-- THE TASK --
Print the entries verbatim, leaving out the images they contain.

Stored data entries
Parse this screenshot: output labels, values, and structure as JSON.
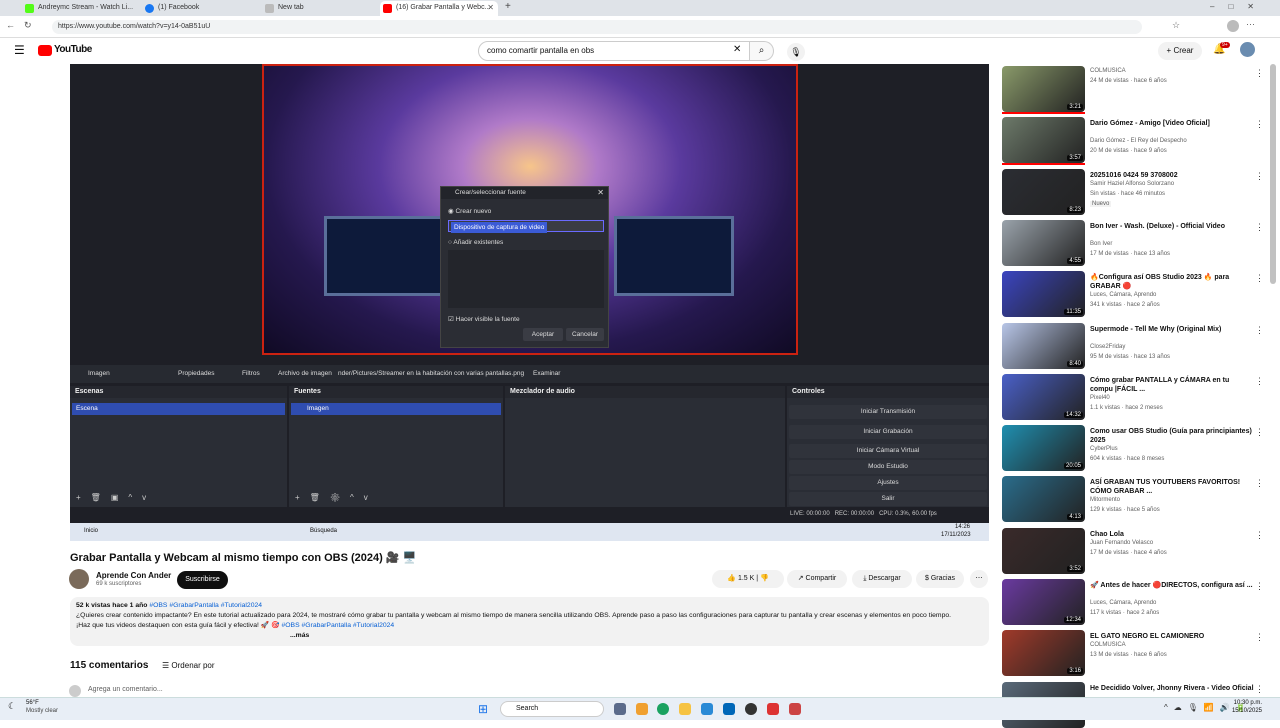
{
  "tabs": [
    {
      "label": "Andreymc Stream - Watch Li...",
      "color": "#53fc18"
    },
    {
      "label": "(1) Facebook",
      "color": "#1877f2"
    },
    {
      "label": "New tab",
      "color": "#999999"
    },
    {
      "label": "(16) Grabar Pantalla y Webc...",
      "color": "#ff0000"
    }
  ],
  "url": "https://www.youtube.com/watch?v=y14-0aB51uU",
  "youtube": {
    "logo": "YouTube",
    "search_value": "como comartir pantalla en obs",
    "create_label": "Crear",
    "notif_count": "9+"
  },
  "obs": {
    "dialog_title": "Crear/seleccionar fuente",
    "radio_new": "Crear nuevo",
    "input_value": "Dispositivo de captura de video",
    "radio_existing": "Añadir existentes",
    "visible_check": "Hacer visible la fuente",
    "accept": "Aceptar",
    "cancel": "Cancelar",
    "bar": {
      "source": "Imagen",
      "props": "Propiedades",
      "filters": "Filtros",
      "file_label": "Archivo de imagen",
      "file_path": "nder/Pictures/Streamer en la habitación con varias pantallas.png",
      "browse": "Examinar"
    },
    "docks": {
      "scenes": "Escenas",
      "scene_item": "Escena",
      "sources": "Fuentes",
      "source_item": "Imagen",
      "mixer": "Mezclador de audio",
      "controls": "Controles"
    },
    "controls": [
      "Iniciar Transmisión",
      "Iniciar Grabación",
      "Iniciar Cámara Virtual",
      "Modo Estudio",
      "Ajustes",
      "Salir"
    ],
    "status": {
      "live": "LIVE: 00:00:00",
      "rec": "REC: 00:00:00",
      "cpu": "CPU: 0.3%, 60.00 fps"
    },
    "inner_taskbar": {
      "start": "Inicio",
      "search": "Búsqueda",
      "time": "14:26",
      "date": "17/11/2023"
    }
  },
  "video": {
    "title": "Grabar Pantalla y Webcam al mismo tiempo con OBS (2024) 🎥 🖥️",
    "channel": "Aprende Con Ander",
    "subs": "69 k suscriptores",
    "subscribe": "Suscribirse",
    "likes": "1.5 K",
    "share": "Compartir",
    "download": "Descargar",
    "thanks": "Gracias",
    "views_line": "52 k vistas  hace 1 año",
    "tags": "#OBS #GrabarPantalla #Tutorial2024",
    "desc1": "¿Quieres crear contenido impactante? En este tutorial actualizado para 2024, te mostraré cómo grabar tu pantalla y webcam al mismo tiempo de manera sencilla utilizando OBS. Aprende paso a paso las configuraciones para capturar tu pantalla y crear escenas y elementos en poco tiempo.",
    "desc2": "¡Haz que tus videos destaquen con esta guía fácil y efectiva! 🚀 🎯",
    "desc2_tags": "#OBS #GrabarPantalla #Tutorial2024",
    "more": "...más",
    "comments": "115 comentarios",
    "sort": "Ordenar por",
    "add_comment": "Agrega un comentario..."
  },
  "recommendations": [
    {
      "title": "",
      "channel": "COLMUSICA",
      "meta": "24 M de vistas · hace 6 años",
      "duration": "3:21",
      "color": "#8a9a6a"
    },
    {
      "title": "Dario Gómez - Amigo [Video Oficial]",
      "channel": "Dario Gómez - El Rey del Despecho",
      "meta": "20 M de vistas · hace 9 años",
      "duration": "3:57",
      "color": "#6d7a6a"
    },
    {
      "title": "20251016 0424 59 3708002",
      "channel": "Samir Haziel Alfonso Solorzano",
      "meta": "Sin vistas · hace 46 minutos",
      "badge": "Nuevo",
      "duration": "8:23",
      "color": "#2b2d33"
    },
    {
      "title": "Bon Iver - Wash. (Deluxe) - Official Video",
      "channel": "Bon Iver",
      "meta": "17 M de vistas · hace 13 años",
      "duration": "4:55",
      "color": "#9aa3ab"
    },
    {
      "title": "🔥Configura así OBS Studio 2023 🔥 para GRABAR 🔴",
      "channel": "Luces, Cámara, Aprendo",
      "meta": "341 k vistas · hace 2 años",
      "duration": "11:35",
      "color": "#3b45c0"
    },
    {
      "title": "Supermode - Tell Me Why (Original Mix)",
      "channel": "Close2Friday",
      "meta": "95 M de vistas · hace 13 años",
      "duration": "8:40",
      "color": "#b8c6e8"
    },
    {
      "title": "Cómo grabar PANTALLA y CÁMARA en tu compu |FÁCIL ...",
      "channel": "Pixel40",
      "meta": "1.1 k vistas · hace 2 meses",
      "duration": "14:32",
      "color": "#4a60c8"
    },
    {
      "title": "Como usar OBS Studio (Guía para principiantes) 2025",
      "channel": "CyberPlus",
      "meta": "604 k vistas · hace 8 meses",
      "duration": "20:05",
      "color": "#1f8fb0"
    },
    {
      "title": "ASÍ GRABAN TUS YOUTUBERS FAVORITOS! CÓMO GRABAR ...",
      "channel": "Mitormento",
      "meta": "129 k vistas · hace 5 años",
      "duration": "4:13",
      "color": "#2a6d8c"
    },
    {
      "title": "Chao Lola",
      "channel": "Juan Fernando Velasco",
      "meta": "17 M de vistas · hace 4 años",
      "duration": "3:52",
      "color": "#3a2a2a"
    },
    {
      "title": "🚀 Antes de hacer 🔴DIRECTOS, configura así ...",
      "channel": "Luces, Cámara, Aprendo",
      "meta": "117 k vistas · hace 2 años",
      "duration": "12:34",
      "color": "#6a3aa0"
    },
    {
      "title": "EL GATO NEGRO EL CAMIONERO",
      "channel": "COLMUSICA",
      "meta": "13 M de vistas · hace 6 años",
      "duration": "3:16",
      "color": "#a03a2a"
    },
    {
      "title": "He Decidido Volver, Jhonny Rivera - Video Oficial",
      "channel": "",
      "meta": "",
      "duration": "",
      "color": "#5a6a7a"
    }
  ],
  "win_taskbar": {
    "weather_temp": "56°F",
    "weather_desc": "Mostly clear",
    "search": "Search",
    "time": "10:30 p.m.",
    "date": "15/10/2025"
  },
  "colors": {
    "yt_red": "#ff0000",
    "obs_blue": "#2f4db0"
  }
}
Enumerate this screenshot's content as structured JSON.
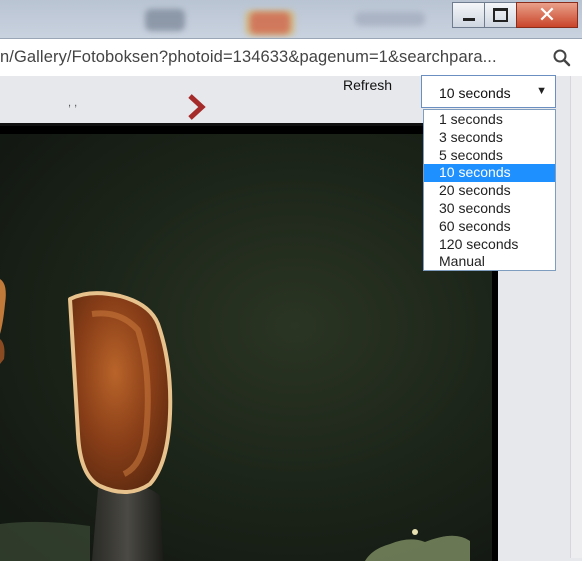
{
  "address_bar": {
    "url": "n/Gallery/Fotoboksen?photoid=134633&pagenum=1&searchpara..."
  },
  "toolbar": {
    "separator_text": ", ,",
    "refresh_label": "Refresh"
  },
  "refresh_select": {
    "selected_value": "10 seconds",
    "options": [
      "1 seconds",
      "3 seconds",
      "5 seconds",
      "10 seconds",
      "20 seconds",
      "30 seconds",
      "60 seconds",
      "120 seconds",
      "Manual"
    ],
    "highlighted_index": 3
  },
  "icons": {
    "minimize": "minimize-icon",
    "maximize": "maximize-icon",
    "close": "close-icon",
    "search": "search-icon",
    "next": "chevron-right-icon",
    "dropdown_arrow": "triangle-down-icon"
  },
  "colors": {
    "highlight": "#1e90ff",
    "next_arrow": "#a52a2a",
    "close_button": "#c9452a"
  }
}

-- REPLY --
Parse this screenshot: output labels, values, and structure as JSON.
{
  "tabs": [
    {
      "label": "Andreymc Stream - Watch Li...",
      "color": "#53fc18"
    },
    {
      "label": "(1) Facebook",
      "color": "#1877f2"
    },
    {
      "label": "New tab",
      "color": "#999999"
    },
    {
      "label": "(16) Grabar Pantalla y Webc...",
      "color": "#ff0000"
    }
  ],
  "url": "https://www.youtube.com/watch?v=y14-0aB51uU",
  "youtube": {
    "logo": "YouTube",
    "search_value": "como comartir pantalla en obs",
    "create_label": "Crear",
    "notif_count": "9+"
  },
  "obs": {
    "dialog_title": "Crear/seleccionar fuente",
    "radio_new": "Crear nuevo",
    "input_value": "Dispositivo de captura de video",
    "radio_existing": "Añadir existentes",
    "visible_check": "Hacer visible la fuente",
    "accept": "Aceptar",
    "cancel": "Cancelar",
    "bar": {
      "source": "Imagen",
      "props": "Propiedades",
      "filters": "Filtros",
      "file_label": "Archivo de imagen",
      "file_path": "nder/Pictures/Streamer en la habitación con varias pantallas.png",
      "browse": "Examinar"
    },
    "docks": {
      "scenes": "Escenas",
      "scene_item": "Escena",
      "sources": "Fuentes",
      "source_item": "Imagen",
      "mixer": "Mezclador de audio",
      "controls": "Controles"
    },
    "controls": [
      "Iniciar Transmisión",
      "Iniciar Grabación",
      "Iniciar Cámara Virtual",
      "Modo Estudio",
      "Ajustes",
      "Salir"
    ],
    "status": {
      "live": "LIVE: 00:00:00",
      "rec": "REC: 00:00:00",
      "cpu": "CPU: 0.3%, 60.00 fps"
    },
    "inner_taskbar": {
      "start": "Inicio",
      "search": "Búsqueda",
      "time": "14:26",
      "date": "17/11/2023"
    }
  },
  "video": {
    "title": "Grabar Pantalla y Webcam al mismo tiempo con OBS (2024) 🎥 🖥️",
    "channel": "Aprende Con Ander",
    "subs": "69 k suscriptores",
    "subscribe": "Suscribirse",
    "likes": "1.5 K",
    "share": "Compartir",
    "download": "Descargar",
    "thanks": "Gracias",
    "views_line": "52 k vistas  hace 1 año",
    "tags": "#OBS #GrabarPantalla #Tutorial2024",
    "desc1": "¿Quieres crear contenido impactante? En este tutorial actualizado para 2024, te mostraré cómo grabar tu pantalla y webcam al mismo tiempo de manera sencilla utilizando OBS. Aprende paso a paso las configuraciones para capturar tu pantalla y crear escenas y elementos en poco tiempo.",
    "desc2": "¡Haz que tus videos destaquen con esta guía fácil y efectiva! 🚀 🎯",
    "desc2_tags": "#OBS #GrabarPantalla #Tutorial2024",
    "more": "...más",
    "comments": "115 comentarios",
    "sort": "Ordenar por",
    "add_comment": "Agrega un comentario..."
  },
  "recommendations": [
    {
      "title": "",
      "channel": "COLMUSICA",
      "meta": "24 M de vistas · hace 6 años",
      "duration": "3:21",
      "color": "#8a9a6a"
    },
    {
      "title": "Dario Gómez - Amigo [Video Oficial]",
      "channel": "Dario Gómez - El Rey del Despecho",
      "meta": "20 M de vistas · hace 9 años",
      "duration": "3:57",
      "color": "#6d7a6a"
    },
    {
      "title": "20251016 0424 59 3708002",
      "channel": "Samir Haziel Alfonso Solorzano",
      "meta": "Sin vistas · hace 46 minutos",
      "badge": "Nuevo",
      "duration": "8:23",
      "color": "#2b2d33"
    },
    {
      "title": "Bon Iver - Wash. (Deluxe) - Official Video",
      "channel": "Bon Iver",
      "meta": "17 M de vistas · hace 13 años",
      "duration": "4:55",
      "color": "#9aa3ab"
    },
    {
      "title": "🔥Configura así OBS Studio 2023 🔥 para GRABAR 🔴",
      "channel": "Luces, Cámara, Aprendo",
      "meta": "341 k vistas · hace 2 años",
      "duration": "11:35",
      "color": "#3b45c0"
    },
    {
      "title": "Supermode - Tell Me Why (Original Mix)",
      "channel": "Close2Friday",
      "meta": "95 M de vistas · hace 13 años",
      "duration": "8:40",
      "color": "#b8c6e8"
    },
    {
      "title": "Cómo grabar PANTALLA y CÁMARA en tu compu |FÁCIL ...",
      "channel": "Pixel40",
      "meta": "1.1 k vistas · hace 2 meses",
      "duration": "14:32",
      "color": "#4a60c8"
    },
    {
      "title": "Como usar OBS Studio (Guía para principiantes) 2025",
      "channel": "CyberPlus",
      "meta": "604 k vistas · hace 8 meses",
      "duration": "20:05",
      "color": "#1f8fb0"
    },
    {
      "title": "ASÍ GRABAN TUS YOUTUBERS FAVORITOS! CÓMO GRABAR ...",
      "channel": "Mitormento",
      "meta": "129 k vistas · hace 5 años",
      "duration": "4:13",
      "color": "#2a6d8c"
    },
    {
      "title": "Chao Lola",
      "channel": "Juan Fernando Velasco",
      "meta": "17 M de vistas · hace 4 años",
      "duration": "3:52",
      "color": "#3a2a2a"
    },
    {
      "title": "🚀 Antes de hacer 🔴DIRECTOS, configura así ...",
      "channel": "Luces, Cámara, Aprendo",
      "meta": "117 k vistas · hace 2 años",
      "duration": "12:34",
      "color": "#6a3aa0"
    },
    {
      "title": "EL GATO NEGRO EL CAMIONERO",
      "channel": "COLMUSICA",
      "meta": "13 M de vistas · hace 6 años",
      "duration": "3:16",
      "color": "#a03a2a"
    },
    {
      "title": "He Decidido Volver, Jhonny Rivera - Video Oficial",
      "channel": "",
      "meta": "",
      "duration": "",
      "color": "#5a6a7a"
    }
  ],
  "win_taskbar": {
    "weather_temp": "56°F",
    "weather_desc": "Mostly clear",
    "search": "Search",
    "time": "10:30 p.m.",
    "date": "15/10/2025"
  },
  "colors": {
    "yt_red": "#ff0000",
    "obs_blue": "#2f4db0"
  }
}
Enumerate this screenshot's content as structured JSON.
{
  "address_bar": {
    "url": "n/Gallery/Fotoboksen?photoid=134633&pagenum=1&searchpara..."
  },
  "toolbar": {
    "separator_text": ", ,",
    "refresh_label": "Refresh"
  },
  "refresh_select": {
    "selected_value": "10 seconds",
    "options": [
      "1 seconds",
      "3 seconds",
      "5 seconds",
      "10 seconds",
      "20 seconds",
      "30 seconds",
      "60 seconds",
      "120 seconds",
      "Manual"
    ],
    "highlighted_index": 3
  },
  "icons": {
    "minimize": "minimize-icon",
    "maximize": "maximize-icon",
    "close": "close-icon",
    "search": "search-icon",
    "next": "chevron-right-icon",
    "dropdown_arrow": "triangle-down-icon"
  },
  "colors": {
    "highlight": "#1e90ff",
    "next_arrow": "#a52a2a",
    "close_button": "#c9452a"
  }
}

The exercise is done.